| Task goal |
Select from the records below every line that has the word "content" in it.

[A run of records]
• • • •
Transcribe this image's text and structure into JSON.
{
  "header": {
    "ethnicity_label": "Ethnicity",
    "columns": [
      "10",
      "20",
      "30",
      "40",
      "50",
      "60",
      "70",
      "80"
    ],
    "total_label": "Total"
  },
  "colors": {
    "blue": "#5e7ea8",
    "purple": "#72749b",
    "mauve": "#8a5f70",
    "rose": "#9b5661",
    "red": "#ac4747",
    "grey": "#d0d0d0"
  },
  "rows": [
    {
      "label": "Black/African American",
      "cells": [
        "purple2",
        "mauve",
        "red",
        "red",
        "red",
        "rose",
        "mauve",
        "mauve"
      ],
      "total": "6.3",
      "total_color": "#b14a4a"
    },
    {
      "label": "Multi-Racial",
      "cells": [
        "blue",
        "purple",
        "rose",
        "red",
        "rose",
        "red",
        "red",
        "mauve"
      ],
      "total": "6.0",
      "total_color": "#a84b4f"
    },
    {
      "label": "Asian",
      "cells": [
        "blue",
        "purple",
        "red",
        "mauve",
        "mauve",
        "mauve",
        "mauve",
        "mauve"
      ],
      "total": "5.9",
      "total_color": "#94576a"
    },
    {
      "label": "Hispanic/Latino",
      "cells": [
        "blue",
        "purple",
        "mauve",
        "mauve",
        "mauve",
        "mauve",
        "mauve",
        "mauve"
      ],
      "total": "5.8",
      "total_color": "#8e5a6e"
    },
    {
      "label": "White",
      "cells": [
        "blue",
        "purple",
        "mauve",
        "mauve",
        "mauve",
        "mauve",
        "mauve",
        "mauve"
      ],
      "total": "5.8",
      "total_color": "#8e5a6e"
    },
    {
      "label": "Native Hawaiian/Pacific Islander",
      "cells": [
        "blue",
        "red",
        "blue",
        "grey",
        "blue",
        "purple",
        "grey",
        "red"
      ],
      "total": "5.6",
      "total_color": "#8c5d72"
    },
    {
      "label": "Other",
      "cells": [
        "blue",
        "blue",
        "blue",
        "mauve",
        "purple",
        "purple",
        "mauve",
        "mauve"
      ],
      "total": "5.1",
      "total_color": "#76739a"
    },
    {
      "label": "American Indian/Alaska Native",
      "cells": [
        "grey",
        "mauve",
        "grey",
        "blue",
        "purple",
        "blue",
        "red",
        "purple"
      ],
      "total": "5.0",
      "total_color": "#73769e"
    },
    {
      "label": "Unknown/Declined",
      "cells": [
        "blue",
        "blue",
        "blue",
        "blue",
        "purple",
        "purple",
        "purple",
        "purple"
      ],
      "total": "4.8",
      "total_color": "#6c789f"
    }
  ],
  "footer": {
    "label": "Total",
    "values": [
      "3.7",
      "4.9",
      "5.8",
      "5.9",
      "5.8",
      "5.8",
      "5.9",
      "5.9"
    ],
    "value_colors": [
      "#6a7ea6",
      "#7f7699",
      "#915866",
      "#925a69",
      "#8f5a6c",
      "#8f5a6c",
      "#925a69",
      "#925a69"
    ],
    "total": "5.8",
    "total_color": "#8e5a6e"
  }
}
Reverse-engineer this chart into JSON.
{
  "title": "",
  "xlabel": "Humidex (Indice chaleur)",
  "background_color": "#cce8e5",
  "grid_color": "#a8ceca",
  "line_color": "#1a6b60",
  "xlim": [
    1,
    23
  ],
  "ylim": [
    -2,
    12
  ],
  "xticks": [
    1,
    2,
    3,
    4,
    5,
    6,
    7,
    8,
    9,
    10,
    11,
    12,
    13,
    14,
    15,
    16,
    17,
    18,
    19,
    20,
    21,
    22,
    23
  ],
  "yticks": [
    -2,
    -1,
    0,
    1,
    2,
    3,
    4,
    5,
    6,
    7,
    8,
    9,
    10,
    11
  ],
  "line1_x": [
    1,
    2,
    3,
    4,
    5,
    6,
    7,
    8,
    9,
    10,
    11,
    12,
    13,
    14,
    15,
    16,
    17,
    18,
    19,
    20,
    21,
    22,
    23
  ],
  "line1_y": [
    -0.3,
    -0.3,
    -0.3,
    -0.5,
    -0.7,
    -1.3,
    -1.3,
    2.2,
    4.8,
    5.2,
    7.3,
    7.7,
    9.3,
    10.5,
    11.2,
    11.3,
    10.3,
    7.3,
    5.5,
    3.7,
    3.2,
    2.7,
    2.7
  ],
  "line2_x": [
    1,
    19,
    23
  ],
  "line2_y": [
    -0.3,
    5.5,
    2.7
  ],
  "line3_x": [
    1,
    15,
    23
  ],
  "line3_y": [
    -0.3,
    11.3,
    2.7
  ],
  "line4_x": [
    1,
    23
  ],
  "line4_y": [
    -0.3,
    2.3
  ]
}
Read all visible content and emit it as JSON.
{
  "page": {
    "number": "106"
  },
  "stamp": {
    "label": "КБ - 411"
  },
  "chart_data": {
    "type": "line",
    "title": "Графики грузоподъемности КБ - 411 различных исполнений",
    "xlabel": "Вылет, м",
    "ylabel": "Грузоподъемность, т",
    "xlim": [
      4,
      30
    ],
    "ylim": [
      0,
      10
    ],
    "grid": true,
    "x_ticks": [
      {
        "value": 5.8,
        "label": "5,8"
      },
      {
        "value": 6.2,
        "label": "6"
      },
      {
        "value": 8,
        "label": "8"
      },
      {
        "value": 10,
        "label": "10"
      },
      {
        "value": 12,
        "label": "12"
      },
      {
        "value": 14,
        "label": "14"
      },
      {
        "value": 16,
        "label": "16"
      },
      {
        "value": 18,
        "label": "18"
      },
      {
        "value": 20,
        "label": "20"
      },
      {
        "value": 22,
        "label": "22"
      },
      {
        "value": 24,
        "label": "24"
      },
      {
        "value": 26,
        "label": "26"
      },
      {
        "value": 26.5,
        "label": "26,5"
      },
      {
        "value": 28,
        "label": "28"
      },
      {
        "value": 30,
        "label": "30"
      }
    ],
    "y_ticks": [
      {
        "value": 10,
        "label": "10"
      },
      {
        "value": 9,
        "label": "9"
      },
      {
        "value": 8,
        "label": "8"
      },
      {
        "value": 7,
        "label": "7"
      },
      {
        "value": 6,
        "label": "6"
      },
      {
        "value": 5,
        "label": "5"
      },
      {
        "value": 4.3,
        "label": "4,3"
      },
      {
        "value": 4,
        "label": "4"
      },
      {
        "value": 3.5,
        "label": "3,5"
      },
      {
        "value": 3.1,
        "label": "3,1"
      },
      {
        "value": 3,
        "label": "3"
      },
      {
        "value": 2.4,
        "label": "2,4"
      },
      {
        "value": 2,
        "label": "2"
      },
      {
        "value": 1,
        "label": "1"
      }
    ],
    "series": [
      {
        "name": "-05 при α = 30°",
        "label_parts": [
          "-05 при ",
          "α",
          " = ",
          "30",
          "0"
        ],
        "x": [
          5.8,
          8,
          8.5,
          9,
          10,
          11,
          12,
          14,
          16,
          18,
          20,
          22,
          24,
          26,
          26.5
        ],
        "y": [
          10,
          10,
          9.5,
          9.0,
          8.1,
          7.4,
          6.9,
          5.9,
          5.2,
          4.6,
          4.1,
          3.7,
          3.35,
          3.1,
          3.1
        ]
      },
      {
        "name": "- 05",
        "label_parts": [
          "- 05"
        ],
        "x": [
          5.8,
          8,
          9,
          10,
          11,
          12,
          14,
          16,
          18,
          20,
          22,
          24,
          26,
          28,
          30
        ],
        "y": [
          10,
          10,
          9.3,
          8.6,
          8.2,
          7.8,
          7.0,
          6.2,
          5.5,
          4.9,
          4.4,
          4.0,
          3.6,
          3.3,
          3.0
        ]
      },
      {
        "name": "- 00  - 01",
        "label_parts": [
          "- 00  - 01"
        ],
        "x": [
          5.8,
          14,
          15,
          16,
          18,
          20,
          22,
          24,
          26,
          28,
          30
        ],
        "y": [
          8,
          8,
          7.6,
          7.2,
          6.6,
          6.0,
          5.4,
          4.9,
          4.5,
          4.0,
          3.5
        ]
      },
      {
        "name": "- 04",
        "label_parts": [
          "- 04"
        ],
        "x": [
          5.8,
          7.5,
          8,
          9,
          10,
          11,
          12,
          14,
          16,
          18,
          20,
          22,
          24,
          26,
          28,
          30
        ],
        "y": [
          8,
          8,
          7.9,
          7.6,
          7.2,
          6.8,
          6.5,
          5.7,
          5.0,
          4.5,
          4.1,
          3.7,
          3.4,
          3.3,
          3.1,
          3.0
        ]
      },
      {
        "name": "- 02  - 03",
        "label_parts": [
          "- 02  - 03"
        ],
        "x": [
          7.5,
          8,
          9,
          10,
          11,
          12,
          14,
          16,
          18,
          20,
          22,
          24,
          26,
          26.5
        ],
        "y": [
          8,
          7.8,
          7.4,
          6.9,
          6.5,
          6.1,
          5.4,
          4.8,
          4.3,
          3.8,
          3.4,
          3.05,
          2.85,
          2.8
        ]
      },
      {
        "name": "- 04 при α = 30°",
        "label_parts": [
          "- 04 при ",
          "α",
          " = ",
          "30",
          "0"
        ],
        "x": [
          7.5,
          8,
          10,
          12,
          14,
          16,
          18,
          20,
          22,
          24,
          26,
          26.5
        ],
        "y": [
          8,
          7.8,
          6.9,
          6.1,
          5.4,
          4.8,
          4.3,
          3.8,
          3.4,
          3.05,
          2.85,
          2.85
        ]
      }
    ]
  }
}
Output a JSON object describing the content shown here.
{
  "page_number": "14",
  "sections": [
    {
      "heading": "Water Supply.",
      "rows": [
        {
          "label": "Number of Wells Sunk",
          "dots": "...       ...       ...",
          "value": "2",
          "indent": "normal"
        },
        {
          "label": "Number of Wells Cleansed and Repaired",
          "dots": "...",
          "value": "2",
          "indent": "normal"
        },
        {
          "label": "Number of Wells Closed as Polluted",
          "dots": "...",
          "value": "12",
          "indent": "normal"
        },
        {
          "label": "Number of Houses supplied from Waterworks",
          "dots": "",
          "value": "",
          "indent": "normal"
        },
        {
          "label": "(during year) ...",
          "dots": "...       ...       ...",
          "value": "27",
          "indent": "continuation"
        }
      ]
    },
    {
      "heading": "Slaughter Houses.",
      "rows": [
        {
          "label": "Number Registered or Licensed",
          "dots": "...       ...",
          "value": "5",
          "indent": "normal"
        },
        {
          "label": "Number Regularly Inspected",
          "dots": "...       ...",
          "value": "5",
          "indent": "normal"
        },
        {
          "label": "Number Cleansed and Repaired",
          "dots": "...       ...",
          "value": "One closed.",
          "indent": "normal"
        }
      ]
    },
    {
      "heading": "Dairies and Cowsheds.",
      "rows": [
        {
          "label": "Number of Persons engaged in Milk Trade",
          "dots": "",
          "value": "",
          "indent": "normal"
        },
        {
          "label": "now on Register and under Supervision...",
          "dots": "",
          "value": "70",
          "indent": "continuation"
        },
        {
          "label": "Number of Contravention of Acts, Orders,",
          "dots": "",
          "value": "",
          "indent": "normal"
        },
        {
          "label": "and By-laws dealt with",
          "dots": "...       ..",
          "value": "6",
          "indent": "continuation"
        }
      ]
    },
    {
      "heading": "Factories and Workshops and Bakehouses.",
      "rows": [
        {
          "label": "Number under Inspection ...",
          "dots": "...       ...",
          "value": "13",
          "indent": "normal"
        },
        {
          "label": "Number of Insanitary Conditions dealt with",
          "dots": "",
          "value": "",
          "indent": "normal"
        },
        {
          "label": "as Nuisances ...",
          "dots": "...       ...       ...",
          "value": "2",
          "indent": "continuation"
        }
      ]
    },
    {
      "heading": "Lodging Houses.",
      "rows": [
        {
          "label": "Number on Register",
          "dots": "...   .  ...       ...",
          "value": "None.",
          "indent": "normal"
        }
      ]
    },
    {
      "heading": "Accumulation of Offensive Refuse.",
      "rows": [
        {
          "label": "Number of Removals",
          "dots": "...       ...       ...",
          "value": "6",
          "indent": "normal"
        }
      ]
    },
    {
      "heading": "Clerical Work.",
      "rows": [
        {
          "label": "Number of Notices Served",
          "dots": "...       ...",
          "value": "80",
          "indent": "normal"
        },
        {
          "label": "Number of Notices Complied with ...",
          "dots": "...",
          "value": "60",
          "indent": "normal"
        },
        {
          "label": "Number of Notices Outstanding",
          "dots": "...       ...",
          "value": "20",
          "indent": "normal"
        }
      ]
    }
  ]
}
• • • •
| Expected answer |
Read all visible content and emit it as JSON.
Output a JSON object describing the content shown here.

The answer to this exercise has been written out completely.